Problem to solve.
Spot each line that carries the word "Ehefrau"; copy those lines.

Provided entries.

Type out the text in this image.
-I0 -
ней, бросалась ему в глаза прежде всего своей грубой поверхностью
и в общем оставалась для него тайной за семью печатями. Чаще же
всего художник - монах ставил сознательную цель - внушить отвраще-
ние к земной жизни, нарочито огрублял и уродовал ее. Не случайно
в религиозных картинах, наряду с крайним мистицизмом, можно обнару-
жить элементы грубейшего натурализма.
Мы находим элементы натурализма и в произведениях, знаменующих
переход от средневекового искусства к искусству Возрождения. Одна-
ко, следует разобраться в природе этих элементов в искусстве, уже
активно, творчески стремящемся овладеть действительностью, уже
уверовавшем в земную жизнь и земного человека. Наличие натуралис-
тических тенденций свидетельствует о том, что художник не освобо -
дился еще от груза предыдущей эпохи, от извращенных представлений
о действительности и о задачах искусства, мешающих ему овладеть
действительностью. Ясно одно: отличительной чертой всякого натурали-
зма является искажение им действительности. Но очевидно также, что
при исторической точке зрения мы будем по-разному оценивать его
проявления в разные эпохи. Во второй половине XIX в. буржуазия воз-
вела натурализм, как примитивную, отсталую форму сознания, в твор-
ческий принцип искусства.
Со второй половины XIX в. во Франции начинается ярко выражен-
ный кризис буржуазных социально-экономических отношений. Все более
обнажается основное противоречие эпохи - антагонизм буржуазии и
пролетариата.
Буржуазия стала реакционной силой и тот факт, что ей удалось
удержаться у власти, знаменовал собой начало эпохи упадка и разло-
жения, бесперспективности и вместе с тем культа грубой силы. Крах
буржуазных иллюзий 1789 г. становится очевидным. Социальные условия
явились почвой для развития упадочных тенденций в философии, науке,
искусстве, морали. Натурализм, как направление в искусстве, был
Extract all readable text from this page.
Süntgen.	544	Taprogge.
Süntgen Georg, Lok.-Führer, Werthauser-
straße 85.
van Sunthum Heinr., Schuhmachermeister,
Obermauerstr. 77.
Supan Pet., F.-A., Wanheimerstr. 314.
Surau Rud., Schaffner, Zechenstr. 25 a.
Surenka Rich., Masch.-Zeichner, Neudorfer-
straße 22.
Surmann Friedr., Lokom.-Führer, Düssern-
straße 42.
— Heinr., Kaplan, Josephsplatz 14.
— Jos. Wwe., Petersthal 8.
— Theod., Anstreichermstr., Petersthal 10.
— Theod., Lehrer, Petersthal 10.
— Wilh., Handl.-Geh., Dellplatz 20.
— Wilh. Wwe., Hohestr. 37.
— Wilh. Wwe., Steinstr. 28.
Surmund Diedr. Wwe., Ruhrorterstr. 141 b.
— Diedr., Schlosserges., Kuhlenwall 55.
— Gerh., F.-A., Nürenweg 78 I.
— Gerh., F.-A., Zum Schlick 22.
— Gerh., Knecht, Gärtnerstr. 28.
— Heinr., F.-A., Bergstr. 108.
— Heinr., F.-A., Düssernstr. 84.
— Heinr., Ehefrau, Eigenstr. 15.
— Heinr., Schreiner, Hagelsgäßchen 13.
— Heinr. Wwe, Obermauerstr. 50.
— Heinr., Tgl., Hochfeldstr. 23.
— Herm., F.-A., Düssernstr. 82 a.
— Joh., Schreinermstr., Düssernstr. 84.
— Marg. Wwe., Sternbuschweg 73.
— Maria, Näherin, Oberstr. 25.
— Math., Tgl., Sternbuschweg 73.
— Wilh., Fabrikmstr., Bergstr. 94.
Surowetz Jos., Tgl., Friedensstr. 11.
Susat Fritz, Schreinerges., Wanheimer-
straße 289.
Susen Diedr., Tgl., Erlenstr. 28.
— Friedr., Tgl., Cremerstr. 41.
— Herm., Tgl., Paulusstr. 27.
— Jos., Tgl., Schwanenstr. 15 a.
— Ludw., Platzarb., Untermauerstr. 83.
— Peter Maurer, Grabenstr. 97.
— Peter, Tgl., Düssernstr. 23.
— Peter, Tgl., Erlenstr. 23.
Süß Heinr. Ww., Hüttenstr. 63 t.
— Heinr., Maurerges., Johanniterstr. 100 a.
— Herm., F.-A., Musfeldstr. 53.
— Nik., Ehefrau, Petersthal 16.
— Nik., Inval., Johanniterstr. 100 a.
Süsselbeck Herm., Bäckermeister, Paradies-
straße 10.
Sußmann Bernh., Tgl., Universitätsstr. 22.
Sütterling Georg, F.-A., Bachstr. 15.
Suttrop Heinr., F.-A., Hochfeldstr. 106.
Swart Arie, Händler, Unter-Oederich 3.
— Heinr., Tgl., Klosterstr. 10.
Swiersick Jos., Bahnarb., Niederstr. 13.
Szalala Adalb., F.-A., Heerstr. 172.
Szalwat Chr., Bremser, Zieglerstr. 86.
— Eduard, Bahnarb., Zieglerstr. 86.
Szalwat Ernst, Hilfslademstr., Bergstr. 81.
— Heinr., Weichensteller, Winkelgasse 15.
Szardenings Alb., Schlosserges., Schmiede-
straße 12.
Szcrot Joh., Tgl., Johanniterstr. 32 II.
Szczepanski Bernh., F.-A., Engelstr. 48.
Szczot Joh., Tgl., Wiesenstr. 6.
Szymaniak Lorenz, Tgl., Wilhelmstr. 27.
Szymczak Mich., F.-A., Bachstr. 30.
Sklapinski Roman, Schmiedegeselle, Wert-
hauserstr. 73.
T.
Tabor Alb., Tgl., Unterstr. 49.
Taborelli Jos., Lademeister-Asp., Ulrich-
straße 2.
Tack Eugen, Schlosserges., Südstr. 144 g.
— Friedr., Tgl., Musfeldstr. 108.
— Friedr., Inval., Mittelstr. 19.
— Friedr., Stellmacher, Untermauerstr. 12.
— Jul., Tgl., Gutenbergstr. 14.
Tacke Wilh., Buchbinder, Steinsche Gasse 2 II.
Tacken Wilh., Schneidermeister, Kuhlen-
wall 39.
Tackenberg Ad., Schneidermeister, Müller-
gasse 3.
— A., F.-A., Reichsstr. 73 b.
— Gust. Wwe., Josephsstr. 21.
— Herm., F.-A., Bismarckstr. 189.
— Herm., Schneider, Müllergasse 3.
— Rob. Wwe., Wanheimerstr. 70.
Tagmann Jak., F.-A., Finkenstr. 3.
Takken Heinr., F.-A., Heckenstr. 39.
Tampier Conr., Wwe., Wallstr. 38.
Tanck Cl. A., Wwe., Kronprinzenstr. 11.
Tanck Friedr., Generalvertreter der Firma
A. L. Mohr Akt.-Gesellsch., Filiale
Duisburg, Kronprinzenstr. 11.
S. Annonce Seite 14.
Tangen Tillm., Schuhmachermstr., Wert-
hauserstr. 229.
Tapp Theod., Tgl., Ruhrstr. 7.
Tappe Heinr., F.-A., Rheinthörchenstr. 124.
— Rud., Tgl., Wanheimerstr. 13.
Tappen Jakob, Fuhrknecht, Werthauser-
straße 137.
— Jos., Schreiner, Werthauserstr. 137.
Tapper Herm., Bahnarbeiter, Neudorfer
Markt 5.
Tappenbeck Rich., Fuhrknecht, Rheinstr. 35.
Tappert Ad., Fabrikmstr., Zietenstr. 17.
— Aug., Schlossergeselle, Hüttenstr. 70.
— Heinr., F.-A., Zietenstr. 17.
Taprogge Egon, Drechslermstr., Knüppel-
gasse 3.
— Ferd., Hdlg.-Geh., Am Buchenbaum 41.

Answer to this exercise.
— Heinr., Ehefrau, Eigenstr. 15.
— Nik., Ehefrau, Petersthal 16.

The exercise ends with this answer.